* _Written task_:
Find the string "name" in the data, then copy every line where it is found.

* _Data for processing_:
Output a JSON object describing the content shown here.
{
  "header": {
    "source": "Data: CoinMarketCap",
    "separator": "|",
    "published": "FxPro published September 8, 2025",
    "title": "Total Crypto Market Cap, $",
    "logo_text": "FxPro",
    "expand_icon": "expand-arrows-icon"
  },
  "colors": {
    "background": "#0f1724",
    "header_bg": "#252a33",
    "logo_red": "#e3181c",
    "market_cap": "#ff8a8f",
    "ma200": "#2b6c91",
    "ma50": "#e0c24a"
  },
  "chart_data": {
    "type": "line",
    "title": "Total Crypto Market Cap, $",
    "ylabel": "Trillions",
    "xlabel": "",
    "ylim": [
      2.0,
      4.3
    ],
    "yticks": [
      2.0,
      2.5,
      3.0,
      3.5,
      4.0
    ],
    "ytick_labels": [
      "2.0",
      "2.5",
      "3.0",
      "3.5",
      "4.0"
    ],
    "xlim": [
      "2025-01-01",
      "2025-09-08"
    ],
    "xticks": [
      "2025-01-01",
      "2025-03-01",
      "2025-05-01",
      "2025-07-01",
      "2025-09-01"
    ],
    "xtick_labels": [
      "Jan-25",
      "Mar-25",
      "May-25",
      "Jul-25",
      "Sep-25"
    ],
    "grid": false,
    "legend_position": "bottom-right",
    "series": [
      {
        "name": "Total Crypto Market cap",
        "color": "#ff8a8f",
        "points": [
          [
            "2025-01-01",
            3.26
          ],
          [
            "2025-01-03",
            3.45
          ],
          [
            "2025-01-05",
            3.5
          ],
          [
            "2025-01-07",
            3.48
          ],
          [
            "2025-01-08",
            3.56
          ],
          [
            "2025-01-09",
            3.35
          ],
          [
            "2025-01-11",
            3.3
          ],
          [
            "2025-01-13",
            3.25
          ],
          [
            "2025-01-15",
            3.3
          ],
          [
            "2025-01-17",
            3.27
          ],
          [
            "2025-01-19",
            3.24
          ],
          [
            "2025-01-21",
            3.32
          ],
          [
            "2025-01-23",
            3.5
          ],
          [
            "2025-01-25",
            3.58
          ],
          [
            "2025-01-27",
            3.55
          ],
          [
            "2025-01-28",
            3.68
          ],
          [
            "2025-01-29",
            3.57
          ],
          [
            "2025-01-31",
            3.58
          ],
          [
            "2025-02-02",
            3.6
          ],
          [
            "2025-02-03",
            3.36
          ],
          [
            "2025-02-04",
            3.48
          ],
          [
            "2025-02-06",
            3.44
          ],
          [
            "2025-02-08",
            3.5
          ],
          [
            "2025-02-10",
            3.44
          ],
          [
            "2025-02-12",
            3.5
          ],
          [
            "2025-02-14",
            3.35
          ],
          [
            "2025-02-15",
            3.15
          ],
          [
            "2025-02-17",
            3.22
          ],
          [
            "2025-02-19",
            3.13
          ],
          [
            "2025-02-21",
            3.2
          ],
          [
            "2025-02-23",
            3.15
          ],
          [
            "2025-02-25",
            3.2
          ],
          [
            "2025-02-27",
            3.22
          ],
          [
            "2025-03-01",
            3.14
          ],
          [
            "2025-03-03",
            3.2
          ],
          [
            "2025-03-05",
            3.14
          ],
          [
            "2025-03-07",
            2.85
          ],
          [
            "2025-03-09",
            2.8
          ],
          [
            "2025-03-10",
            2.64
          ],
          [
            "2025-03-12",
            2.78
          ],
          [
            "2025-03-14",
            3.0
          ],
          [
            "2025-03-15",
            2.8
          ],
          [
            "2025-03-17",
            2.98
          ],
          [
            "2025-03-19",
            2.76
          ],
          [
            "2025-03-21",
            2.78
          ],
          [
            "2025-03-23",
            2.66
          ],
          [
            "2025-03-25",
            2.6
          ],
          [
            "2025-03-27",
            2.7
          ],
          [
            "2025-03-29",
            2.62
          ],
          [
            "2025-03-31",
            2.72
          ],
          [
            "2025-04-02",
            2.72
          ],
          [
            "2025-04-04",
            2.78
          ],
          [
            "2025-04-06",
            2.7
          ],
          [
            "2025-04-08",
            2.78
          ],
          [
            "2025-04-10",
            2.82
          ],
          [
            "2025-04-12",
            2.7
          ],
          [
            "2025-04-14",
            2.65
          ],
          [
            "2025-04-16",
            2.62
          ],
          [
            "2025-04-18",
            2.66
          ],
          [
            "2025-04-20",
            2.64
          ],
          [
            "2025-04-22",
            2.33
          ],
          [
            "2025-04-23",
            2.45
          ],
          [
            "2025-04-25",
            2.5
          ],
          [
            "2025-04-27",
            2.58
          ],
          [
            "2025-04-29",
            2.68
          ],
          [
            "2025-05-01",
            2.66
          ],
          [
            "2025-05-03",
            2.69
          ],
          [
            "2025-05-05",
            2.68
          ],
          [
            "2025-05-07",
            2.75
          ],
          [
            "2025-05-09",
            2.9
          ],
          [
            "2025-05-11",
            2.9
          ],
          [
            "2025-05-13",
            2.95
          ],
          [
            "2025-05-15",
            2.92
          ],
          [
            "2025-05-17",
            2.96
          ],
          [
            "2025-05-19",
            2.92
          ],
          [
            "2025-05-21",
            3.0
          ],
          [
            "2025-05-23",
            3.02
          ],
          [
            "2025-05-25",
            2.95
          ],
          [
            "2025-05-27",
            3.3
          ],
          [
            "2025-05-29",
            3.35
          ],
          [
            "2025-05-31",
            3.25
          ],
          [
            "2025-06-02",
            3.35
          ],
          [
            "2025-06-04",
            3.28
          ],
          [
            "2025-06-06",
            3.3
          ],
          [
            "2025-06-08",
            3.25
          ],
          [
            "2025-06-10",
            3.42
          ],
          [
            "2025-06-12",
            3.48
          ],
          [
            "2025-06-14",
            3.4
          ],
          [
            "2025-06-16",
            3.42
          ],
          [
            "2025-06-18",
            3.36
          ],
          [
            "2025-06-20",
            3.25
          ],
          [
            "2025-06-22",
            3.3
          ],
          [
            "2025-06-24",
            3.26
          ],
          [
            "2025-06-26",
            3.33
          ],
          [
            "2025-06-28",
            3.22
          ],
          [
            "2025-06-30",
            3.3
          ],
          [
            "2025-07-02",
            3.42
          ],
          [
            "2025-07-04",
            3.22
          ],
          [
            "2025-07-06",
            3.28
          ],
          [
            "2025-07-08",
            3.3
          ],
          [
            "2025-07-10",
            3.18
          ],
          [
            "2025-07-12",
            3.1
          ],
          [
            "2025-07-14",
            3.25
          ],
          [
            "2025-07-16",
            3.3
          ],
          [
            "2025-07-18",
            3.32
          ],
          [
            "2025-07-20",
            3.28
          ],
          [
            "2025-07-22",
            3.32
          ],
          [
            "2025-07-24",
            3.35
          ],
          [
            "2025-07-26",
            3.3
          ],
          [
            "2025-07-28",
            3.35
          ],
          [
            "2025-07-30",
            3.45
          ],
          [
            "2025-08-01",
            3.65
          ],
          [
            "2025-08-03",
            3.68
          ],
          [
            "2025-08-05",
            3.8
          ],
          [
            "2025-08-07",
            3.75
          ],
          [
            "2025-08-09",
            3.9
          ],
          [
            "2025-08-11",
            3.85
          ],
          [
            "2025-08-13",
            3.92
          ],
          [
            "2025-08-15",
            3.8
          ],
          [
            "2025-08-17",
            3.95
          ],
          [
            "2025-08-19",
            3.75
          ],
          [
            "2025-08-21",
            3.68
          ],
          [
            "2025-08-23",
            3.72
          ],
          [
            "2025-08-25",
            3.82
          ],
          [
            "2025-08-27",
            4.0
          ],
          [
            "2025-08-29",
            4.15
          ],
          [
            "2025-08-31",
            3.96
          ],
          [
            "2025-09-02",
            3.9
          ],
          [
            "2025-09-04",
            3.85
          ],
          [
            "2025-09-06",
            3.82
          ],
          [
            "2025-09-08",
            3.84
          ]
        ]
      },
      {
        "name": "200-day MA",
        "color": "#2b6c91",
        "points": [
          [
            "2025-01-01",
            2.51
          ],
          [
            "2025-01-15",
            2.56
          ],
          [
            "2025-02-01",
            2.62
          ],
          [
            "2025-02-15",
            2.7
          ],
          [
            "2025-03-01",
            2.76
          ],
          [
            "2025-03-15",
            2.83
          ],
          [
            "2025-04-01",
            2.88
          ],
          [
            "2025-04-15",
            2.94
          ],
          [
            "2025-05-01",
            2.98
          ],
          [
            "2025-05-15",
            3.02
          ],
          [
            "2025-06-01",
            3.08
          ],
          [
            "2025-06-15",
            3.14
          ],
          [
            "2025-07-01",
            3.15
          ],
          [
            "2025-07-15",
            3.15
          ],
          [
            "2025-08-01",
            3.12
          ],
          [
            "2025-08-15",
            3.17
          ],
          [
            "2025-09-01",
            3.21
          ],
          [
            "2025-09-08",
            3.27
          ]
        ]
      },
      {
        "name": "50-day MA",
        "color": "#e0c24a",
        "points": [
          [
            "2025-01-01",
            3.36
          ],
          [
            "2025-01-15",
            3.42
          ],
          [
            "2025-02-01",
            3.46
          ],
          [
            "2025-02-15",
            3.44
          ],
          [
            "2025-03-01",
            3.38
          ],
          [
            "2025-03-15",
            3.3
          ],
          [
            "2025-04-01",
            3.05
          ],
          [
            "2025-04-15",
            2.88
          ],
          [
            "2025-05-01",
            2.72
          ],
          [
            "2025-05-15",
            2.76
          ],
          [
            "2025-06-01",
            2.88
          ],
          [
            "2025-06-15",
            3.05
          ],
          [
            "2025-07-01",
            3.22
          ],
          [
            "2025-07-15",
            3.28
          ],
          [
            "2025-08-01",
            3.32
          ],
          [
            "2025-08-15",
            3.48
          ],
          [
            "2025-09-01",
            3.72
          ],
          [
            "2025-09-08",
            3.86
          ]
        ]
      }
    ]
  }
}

* _Exercise output_:
        "name": "Total Crypto Market cap",
        "name": "200-day MA",
        "name": "50-day MA",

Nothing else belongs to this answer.